[Directive] Work out how many lines include "Item" and answer with that number only.
***** Listed entries
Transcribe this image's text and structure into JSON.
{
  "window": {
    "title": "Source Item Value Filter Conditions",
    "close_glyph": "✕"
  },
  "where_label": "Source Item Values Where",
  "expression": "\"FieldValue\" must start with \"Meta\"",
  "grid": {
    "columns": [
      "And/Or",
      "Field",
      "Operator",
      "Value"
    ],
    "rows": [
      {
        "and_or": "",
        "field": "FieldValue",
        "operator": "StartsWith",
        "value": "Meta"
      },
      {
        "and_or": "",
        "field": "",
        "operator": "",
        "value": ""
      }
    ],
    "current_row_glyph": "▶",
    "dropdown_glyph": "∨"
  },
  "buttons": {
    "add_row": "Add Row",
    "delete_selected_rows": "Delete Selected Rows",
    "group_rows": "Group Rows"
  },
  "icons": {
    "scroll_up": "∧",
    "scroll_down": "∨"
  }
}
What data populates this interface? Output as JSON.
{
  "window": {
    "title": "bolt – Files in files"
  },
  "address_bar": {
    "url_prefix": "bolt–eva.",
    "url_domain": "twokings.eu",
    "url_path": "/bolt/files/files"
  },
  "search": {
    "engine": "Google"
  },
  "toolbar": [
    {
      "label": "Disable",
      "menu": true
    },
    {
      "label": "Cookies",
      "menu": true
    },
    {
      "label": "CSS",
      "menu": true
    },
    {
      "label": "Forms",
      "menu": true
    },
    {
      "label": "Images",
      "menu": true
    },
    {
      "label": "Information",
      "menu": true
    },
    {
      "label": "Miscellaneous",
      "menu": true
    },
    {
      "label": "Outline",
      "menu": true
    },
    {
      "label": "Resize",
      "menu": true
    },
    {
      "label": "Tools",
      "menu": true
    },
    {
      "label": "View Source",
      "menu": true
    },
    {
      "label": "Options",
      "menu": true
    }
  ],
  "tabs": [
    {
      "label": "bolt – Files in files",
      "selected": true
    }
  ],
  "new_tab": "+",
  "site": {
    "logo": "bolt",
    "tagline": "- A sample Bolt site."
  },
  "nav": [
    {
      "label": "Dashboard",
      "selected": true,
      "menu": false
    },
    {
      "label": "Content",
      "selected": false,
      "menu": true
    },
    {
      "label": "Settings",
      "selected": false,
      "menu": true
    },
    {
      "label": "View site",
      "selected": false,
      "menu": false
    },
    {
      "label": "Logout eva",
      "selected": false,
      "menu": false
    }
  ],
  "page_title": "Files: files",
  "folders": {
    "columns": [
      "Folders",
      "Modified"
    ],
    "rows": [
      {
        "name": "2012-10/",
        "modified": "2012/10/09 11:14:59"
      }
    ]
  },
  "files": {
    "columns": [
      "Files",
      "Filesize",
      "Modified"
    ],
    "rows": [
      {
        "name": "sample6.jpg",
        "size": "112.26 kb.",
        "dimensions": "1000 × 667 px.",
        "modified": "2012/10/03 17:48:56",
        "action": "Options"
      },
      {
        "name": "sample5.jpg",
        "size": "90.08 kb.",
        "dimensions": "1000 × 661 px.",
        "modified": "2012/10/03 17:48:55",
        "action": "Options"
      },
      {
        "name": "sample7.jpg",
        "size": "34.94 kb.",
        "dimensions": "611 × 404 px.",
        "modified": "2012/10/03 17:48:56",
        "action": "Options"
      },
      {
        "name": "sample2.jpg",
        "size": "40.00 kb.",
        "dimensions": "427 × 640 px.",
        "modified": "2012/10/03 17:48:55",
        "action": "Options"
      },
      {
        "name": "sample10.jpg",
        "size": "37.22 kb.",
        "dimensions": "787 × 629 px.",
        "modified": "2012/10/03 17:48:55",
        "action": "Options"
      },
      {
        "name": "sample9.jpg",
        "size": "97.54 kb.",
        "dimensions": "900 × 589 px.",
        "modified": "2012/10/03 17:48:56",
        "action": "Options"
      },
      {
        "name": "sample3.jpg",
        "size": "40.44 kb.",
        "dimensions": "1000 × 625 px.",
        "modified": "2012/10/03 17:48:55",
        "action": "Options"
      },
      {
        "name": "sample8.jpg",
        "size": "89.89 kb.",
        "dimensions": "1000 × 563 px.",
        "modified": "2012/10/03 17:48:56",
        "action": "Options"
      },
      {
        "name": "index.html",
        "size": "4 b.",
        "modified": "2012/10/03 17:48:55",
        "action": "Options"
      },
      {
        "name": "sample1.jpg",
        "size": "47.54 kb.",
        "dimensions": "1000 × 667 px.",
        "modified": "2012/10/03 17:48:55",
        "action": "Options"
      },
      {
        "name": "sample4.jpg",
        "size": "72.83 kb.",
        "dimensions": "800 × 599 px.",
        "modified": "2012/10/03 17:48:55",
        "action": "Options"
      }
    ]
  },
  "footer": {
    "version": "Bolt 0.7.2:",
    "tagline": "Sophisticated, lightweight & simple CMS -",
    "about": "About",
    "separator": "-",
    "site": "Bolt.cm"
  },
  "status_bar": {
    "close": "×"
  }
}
**********
[Full output] 2